◆ ASSIGNMENT ◆
Please work out how many lines in the entries below include the string "section", and reply with the number alone.

◆ LISTED ENTRIES ◆
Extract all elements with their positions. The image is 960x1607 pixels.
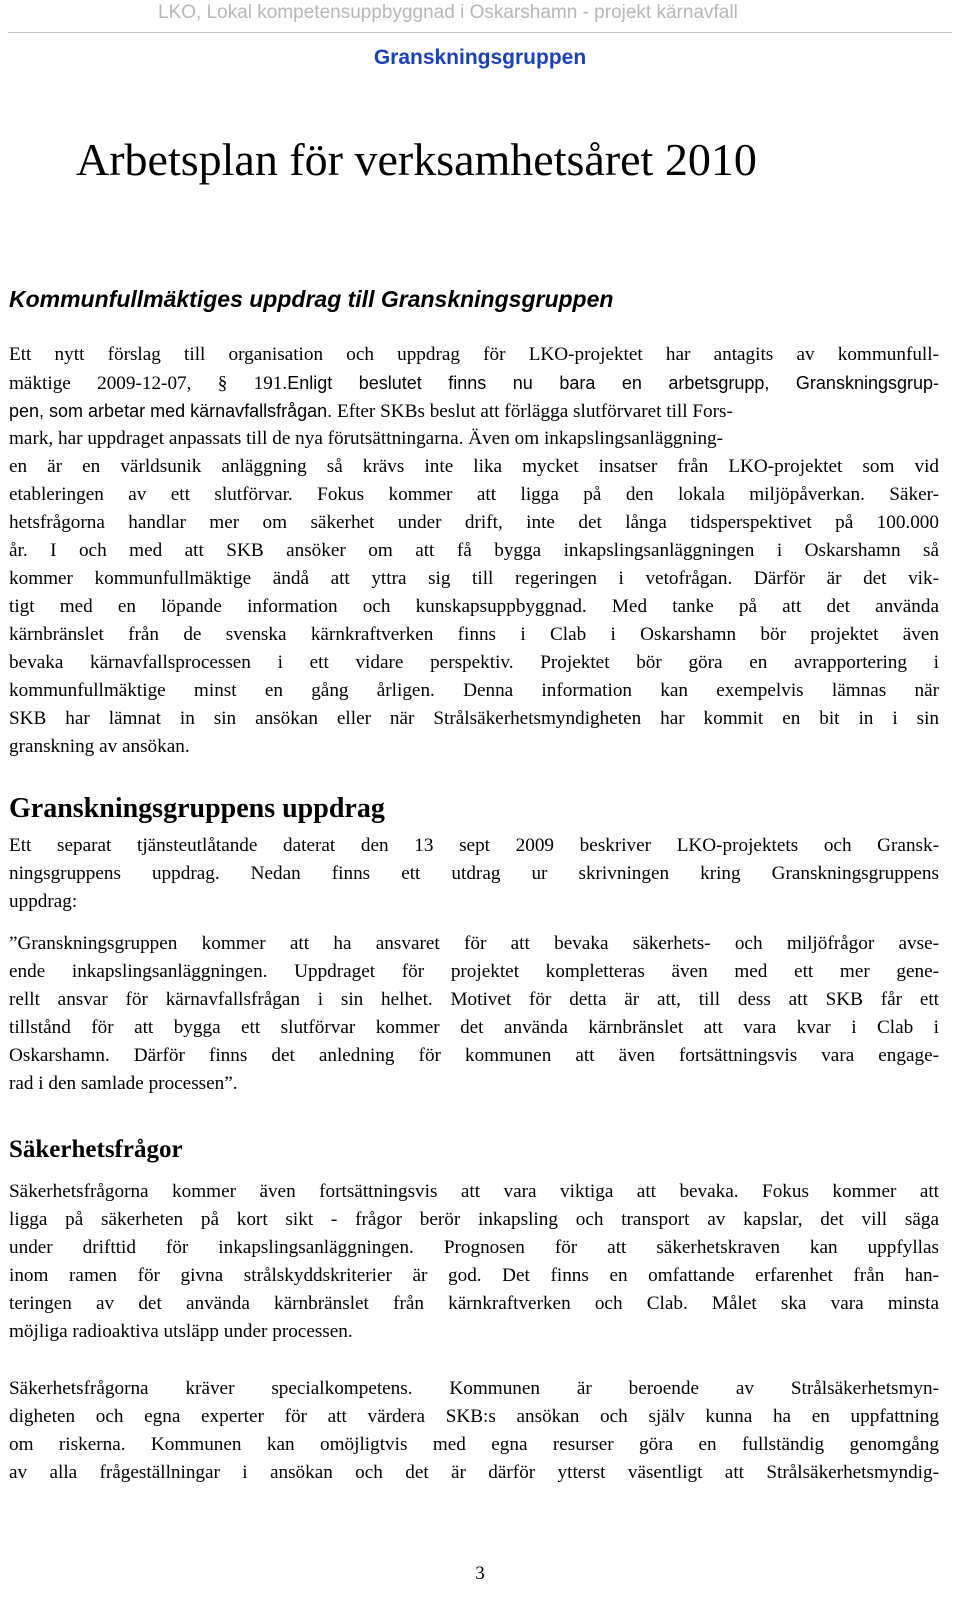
text-line: Säkerhetsfrågorna kommer även fortsättningsvis att vara viktiga att bevaka. Fokus kommer att <box>9 1181 939 1202</box>
text-line: tillstånd för att bygga ett slutförvar kommer det använda kärnbränslet att vara kvar i Clab i <box>9 1017 939 1038</box>
header-divider <box>8 32 952 33</box>
text-line <box>9 397 939 425</box>
text-fragment: pen, som arbetar med kärnavfallsfrågan. <box>9 401 333 421</box>
text-fragment: mäktige 2009-12-07, § 191. <box>9 373 288 394</box>
text-line: ende inkapslingsanläggningen. Uppdraget för projektet kompletteras även med ett mer gene- <box>9 961 939 982</box>
text-line: granskning av ansökan. <box>9 736 190 757</box>
text-line: SKB har lämnat in sin ansökan eller när Strålsäkerhetsmyndigheten har kommit en bit in i sin <box>9 708 939 729</box>
text-line: Säkerhetsfrågorna kräver specialkompetens. Kommunen är beroende av Strålsäkerhetsmyn- <box>9 1378 939 1399</box>
text-line: kärnbränslet från de svenska kärnkraftverken finns i Clab i Oskarshamn bör projektet även <box>9 624 939 645</box>
text-line: Oskarshamn. Därför finns det anledning för kommunen att även fortsättningsvis vara engage- <box>9 1045 939 1066</box>
text-line: bevaka kärnavfallsprocessen i ett vidare perspektiv. Projektet bör göra en avrapportering i <box>9 652 939 673</box>
assignment-quote <box>9 930 939 1098</box>
group-label: Granskningsgruppen <box>373 46 587 69</box>
text-fragment: Även om inkapslingsanläggning- <box>463 428 724 449</box>
text-fragment: Enligt beslutet finns nu bara en arbetsgrupp, Granskningsgrup- <box>287 373 939 393</box>
text-line: av alla frågeställningar i ansökan och det är därför ytterst väsentligt att Strålsäkerhetsmyndig- <box>9 1462 939 1483</box>
text-line: kommunfullmäktige minst en gång årligen. Denna information kan exempelvis lämnas när <box>9 680 939 701</box>
text-line <box>9 425 939 453</box>
text-line <box>9 369 939 397</box>
safety-paragraph-2 <box>9 1375 939 1487</box>
section-heading-safety: Säkerhetsfrågor <box>9 1136 183 1163</box>
section-intro-assignment <box>9 832 939 916</box>
text-fragment: mark, har uppdraget anpassats till de nya förutsättningarna. <box>9 428 464 449</box>
text-line: ”Granskningsgruppen kommer att ha ansvaret för att bevaka säkerhets- och miljöfrågor avse- <box>9 933 939 954</box>
text-line: möjliga radioaktiva utsläpp under processen. <box>9 1321 353 1342</box>
text-line: en är en världsunik anläggning så krävs inte lika mycket insatser från LKO-projektet som vid <box>9 456 939 477</box>
text-line: tigt med en löpande information och kunskapsuppbyggnad. Med tanke på att det använda <box>9 596 939 617</box>
text-line: Ett nytt förslag till organisation och uppdrag för LKO-projektet har antagits av kommunfull- <box>9 344 939 365</box>
text-line: hetsfrågorna handlar mer om säkerhet under drift, inte det långa tidsperspektivet på 100.000 <box>9 512 939 533</box>
page-number: 3 <box>475 1563 485 1584</box>
section-heading-assignment: Granskningsgruppens uppdrag <box>9 793 385 824</box>
text-line: etableringen av ett slutförvar. Fokus kommer att ligga på den lokala miljöpåverkan. Säker- <box>9 484 939 505</box>
section-body-mandate <box>9 341 939 761</box>
text-fragment: Efter SKBs beslut att förlägga slutförvaret till Fors- <box>332 401 733 422</box>
text-line: uppdrag: <box>9 891 78 912</box>
text-line: Ett separat tjänsteutlåtande daterat den 13 sept 2009 beskriver LKO-projektets och Gransk- <box>9 835 939 856</box>
text-line: ligga på säkerheten på kort sikt - frågor berör inkapsling och transport av kapslar, det vill säga <box>9 1209 939 1230</box>
section-heading-mandate: Kommunfullmäktiges uppdrag till Granskningsgruppen <box>9 286 614 312</box>
text-line: ningsgruppens uppdrag. Nedan finns ett utdrag ur skrivningen kring Granskningsgruppens <box>9 863 939 884</box>
text-line: under drifttid för inkapslingsanläggningen. Prognosen för att säkerhetskraven kan uppfyllas <box>9 1237 939 1258</box>
safety-paragraph-1 <box>9 1178 939 1346</box>
text-line: år. I och med att SKB ansöker om att få bygga inkapslingsanläggningen i Oskarshamn så <box>9 540 939 561</box>
page-header <box>0 0 960 34</box>
header-text: LKO, Lokal kompetensuppbyggnad i Oskarshamn - projekt kärnavfall <box>158 2 738 23</box>
text-line: kommer kommunfullmäktige ändå att yttra sig till regeringen i vetofrågan. Därför är det vik- <box>9 568 939 589</box>
text-line: teringen av det använda kärnbränslet från kärnkraftverken och Clab. Målet ska vara minsta <box>9 1293 939 1314</box>
text-line: inom ramen för givna strålskyddskriterier är god. Det finns en omfattande erfarenhet från han- <box>9 1265 939 1286</box>
text-line: rellt ansvar för kärnavfallsfrågan i sin helhet. Motivet för detta är att, till dess att SKB får ett <box>9 989 939 1010</box>
text-line: om riskerna. Kommunen kan omöjligtvis med egna resurser göra en fullständig genomgång <box>9 1434 939 1455</box>
document-title: Arbetsplan för verksamhetsåret 2010 <box>76 134 757 185</box>
text-line: digheten och egna experter för att värdera SKB:s ansökan och själv kunna ha en uppfattning <box>9 1406 939 1427</box>
text-line: rad i den samlade processen”. <box>9 1073 238 1094</box>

◆ RESULT BELOW ◆
5